▶ Stated problem:
Look through the lines below and extract any with the word "image".

(Figure content listings)
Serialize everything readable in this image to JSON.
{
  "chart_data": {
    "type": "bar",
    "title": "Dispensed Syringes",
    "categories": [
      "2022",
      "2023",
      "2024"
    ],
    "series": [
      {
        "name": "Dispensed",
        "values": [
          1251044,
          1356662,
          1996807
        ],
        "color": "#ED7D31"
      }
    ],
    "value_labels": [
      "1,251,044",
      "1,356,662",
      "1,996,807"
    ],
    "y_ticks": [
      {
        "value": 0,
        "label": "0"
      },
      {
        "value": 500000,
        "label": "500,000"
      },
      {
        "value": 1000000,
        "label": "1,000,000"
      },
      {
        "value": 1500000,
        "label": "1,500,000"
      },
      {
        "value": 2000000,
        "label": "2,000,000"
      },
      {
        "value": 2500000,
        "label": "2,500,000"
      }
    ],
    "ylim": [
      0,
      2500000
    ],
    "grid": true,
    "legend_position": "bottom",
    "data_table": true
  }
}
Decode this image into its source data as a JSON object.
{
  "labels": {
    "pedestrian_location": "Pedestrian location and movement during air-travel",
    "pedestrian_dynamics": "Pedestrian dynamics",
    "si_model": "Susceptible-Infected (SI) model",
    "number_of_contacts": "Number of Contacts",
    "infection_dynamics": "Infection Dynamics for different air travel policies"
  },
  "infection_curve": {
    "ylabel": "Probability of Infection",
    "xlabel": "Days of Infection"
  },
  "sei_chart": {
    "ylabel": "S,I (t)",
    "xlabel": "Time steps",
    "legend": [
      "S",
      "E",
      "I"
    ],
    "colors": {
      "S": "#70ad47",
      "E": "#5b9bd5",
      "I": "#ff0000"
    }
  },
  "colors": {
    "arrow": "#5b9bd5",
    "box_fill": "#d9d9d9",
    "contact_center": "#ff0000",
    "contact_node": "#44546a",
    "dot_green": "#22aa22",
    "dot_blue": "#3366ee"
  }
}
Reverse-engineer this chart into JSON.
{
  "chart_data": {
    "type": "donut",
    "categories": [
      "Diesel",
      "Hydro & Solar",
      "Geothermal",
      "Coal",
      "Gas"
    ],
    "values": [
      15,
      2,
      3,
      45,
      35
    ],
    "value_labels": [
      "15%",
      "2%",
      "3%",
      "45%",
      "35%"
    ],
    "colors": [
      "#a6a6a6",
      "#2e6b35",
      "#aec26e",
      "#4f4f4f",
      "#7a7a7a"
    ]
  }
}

▶ Problem solution:
Serialize everything readable in this image to JSON.
Decode this image into its source data as a JSON object.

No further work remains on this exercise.